Start of Data in this exercise

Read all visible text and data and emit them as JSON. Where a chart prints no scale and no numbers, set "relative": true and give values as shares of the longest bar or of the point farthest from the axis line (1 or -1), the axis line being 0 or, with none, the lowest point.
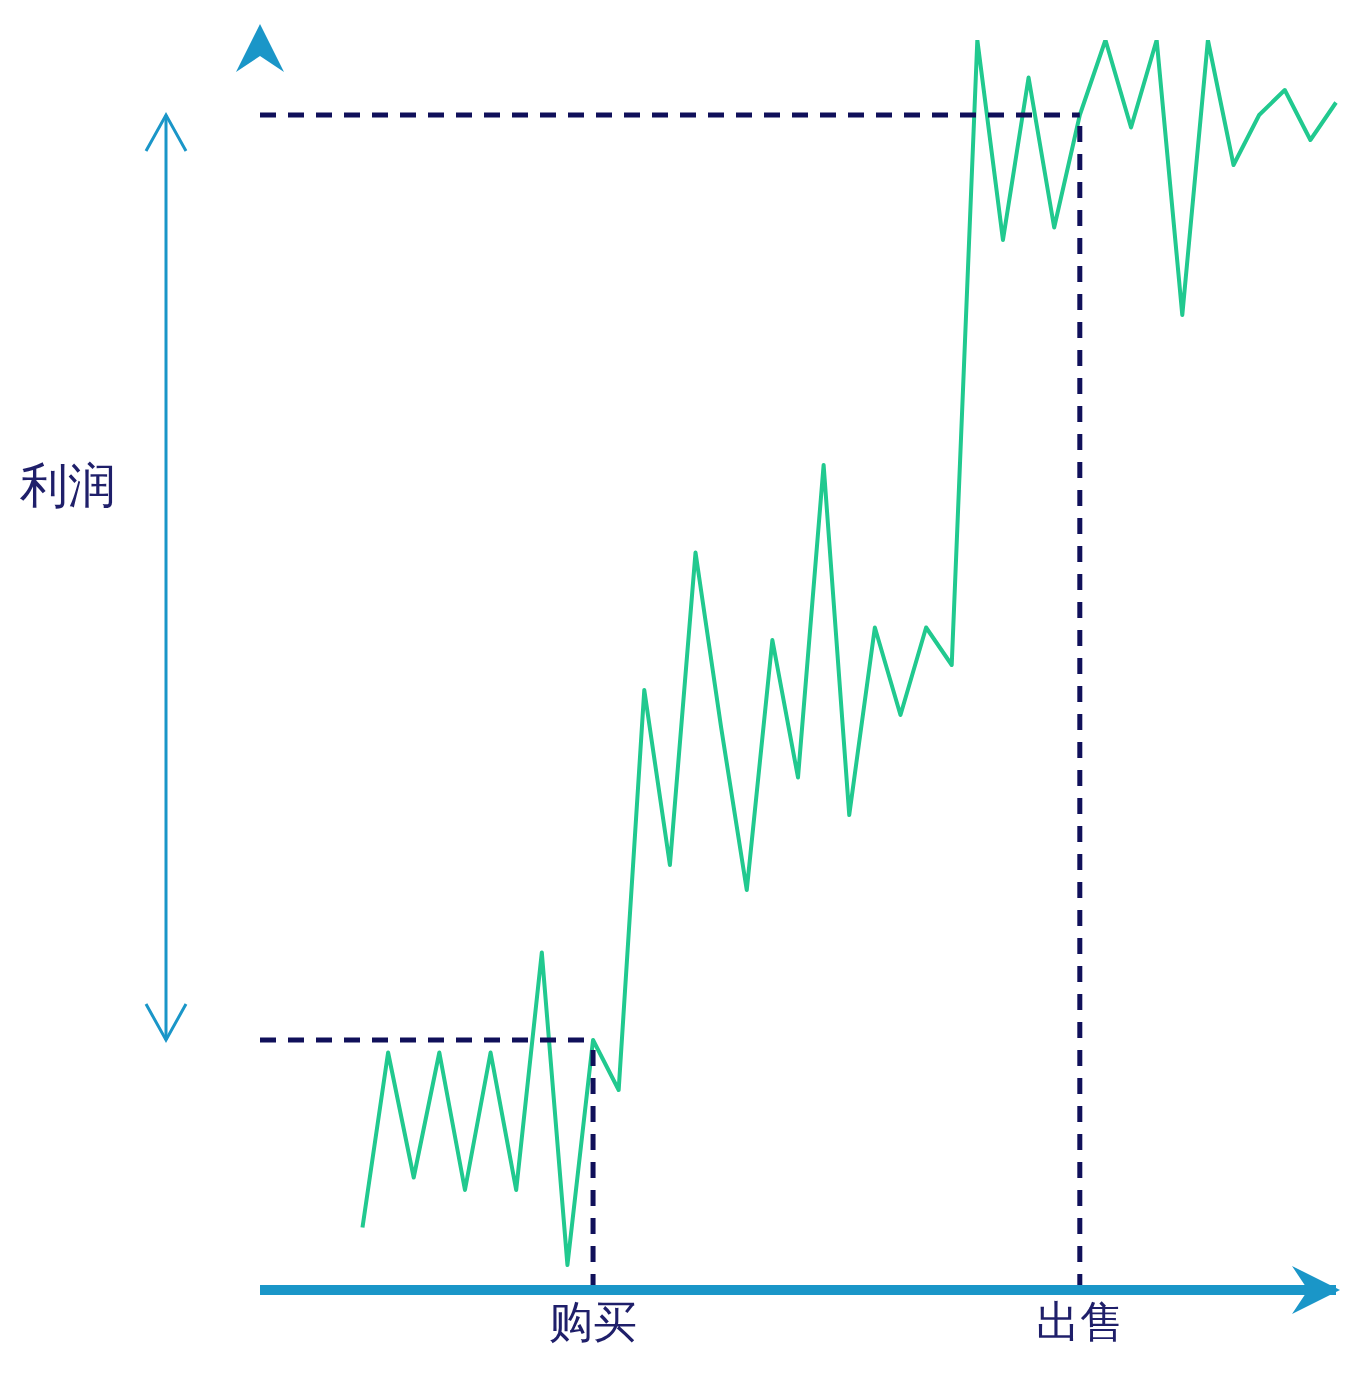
{
  "chart_data": {
    "type": "line",
    "relative": true,
    "annotations": [
      "利润"
    ],
    "categories": [
      null,
      null,
      null,
      null,
      null,
      null,
      null,
      null,
      null,
      null,
      null,
      null,
      null,
      "购买",
      null,
      null,
      null,
      null,
      null,
      null,
      null,
      null,
      null,
      null,
      null,
      null,
      null,
      null,
      null,
      null,
      null,
      null,
      "出售",
      null,
      null,
      null,
      null,
      null,
      null,
      null,
      null,
      null,
      null
    ],
    "series": [
      {
        "color": "#21c98f",
        "values": [
          null,
          null,
          null,
          null,
          0.05,
          0.19,
          0.09,
          0.19,
          0.08,
          0.19,
          0.08,
          0.27,
          0.02,
          0.2,
          0.16,
          0.48,
          0.34,
          0.59,
          0.45,
          0.32,
          0.52,
          0.41,
          0.66,
          0.38,
          0.53,
          0.46,
          0.53,
          0.5,
          1,
          0.84,
          0.97,
          0.85,
          0.94,
          1,
          0.93,
          1,
          0.78,
          1,
          0.9,
          0.94,
          0.96,
          0.92,
          0.95
        ]
      }
    ],
    "ref_lines": [
      {
        "axis": "x",
        "value": "购买",
        "color": "#10105a",
        "line_style": "dashed"
      },
      {
        "axis": "x",
        "value": "出售",
        "color": "#10105a",
        "line_style": "dashed"
      },
      {
        "axis": "y",
        "value": 0.2,
        "color": "#10105a",
        "line_style": "dashed"
      },
      {
        "axis": "y",
        "value": 0.94,
        "color": "#10105a",
        "line_style": "dashed"
      }
    ],
    "marker": "none",
    "grid": false,
    "legend": false
  }
}
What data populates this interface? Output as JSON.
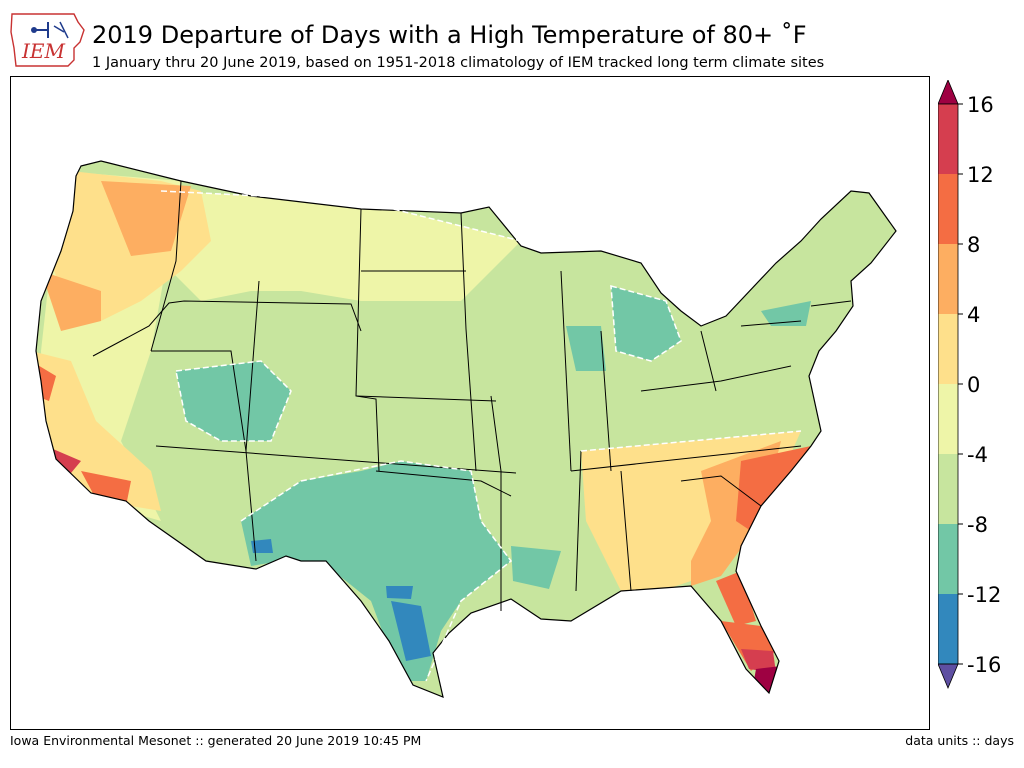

End of Data in this exercise

Reproduce the material word for word. Any pictures should be left out of the copy.

Exercise response:
Read all visible text and data and emit them as JSON. Where a chart prints no scale and no numbers, set "relative": true and give values as shares of the longest bar or of the point farthest from the axis line (1 or -1), the axis line being 0 or, with none, the lowest point.
{
  "chart_data": {
    "type": "line",
    "relative": true,
    "annotations": [
      "利润"
    ],
    "categories": [
      null,
      null,
      null,
      null,
      null,
      null,
      null,
      null,
      null,
      null,
      null,
      null,
      null,
      "购买",
      null,
      null,
      null,
      null,
      null,
      null,
      null,
      null,
      null,
      null,
      null,
      null,
      null,
      null,
      null,
      null,
      null,
      null,
      "出售",
      null,
      null,
      null,
      null,
      null,
      null,
      null,
      null,
      null,
      null
    ],
    "series": [
      {
        "color": "#21c98f",
        "values": [
          null,
          null,
          null,
          null,
          0.05,
          0.19,
          0.09,
          0.19,
          0.08,
          0.19,
          0.08,
          0.27,
          0.02,
          0.2,
          0.16,
          0.48,
          0.34,
          0.59,
          0.45,
          0.32,
          0.52,
          0.41,
          0.66,
          0.38,
          0.53,
          0.46,
          0.53,
          0.5,
          1,
          0.84,
          0.97,
          0.85,
          0.94,
          1,
          0.93,
          1,
          0.78,
          1,
          0.9,
          0.94,
          0.96,
          0.92,
          0.95
        ]
      }
    ],
    "ref_lines": [
      {
        "axis": "x",
        "value": "购买",
        "color": "#10105a",
        "line_style": "dashed"
      },
      {
        "axis": "x",
        "value": "出售",
        "color": "#10105a",
        "line_style": "dashed"
      },
      {
        "axis": "y",
        "value": 0.2,
        "color": "#10105a",
        "line_style": "dashed"
      },
      {
        "axis": "y",
        "value": 0.94,
        "color": "#10105a",
        "line_style": "dashed"
      }
    ],
    "marker": "none",
    "grid": false,
    "legend": false
  }
}
What data populates this interface? Output as JSON.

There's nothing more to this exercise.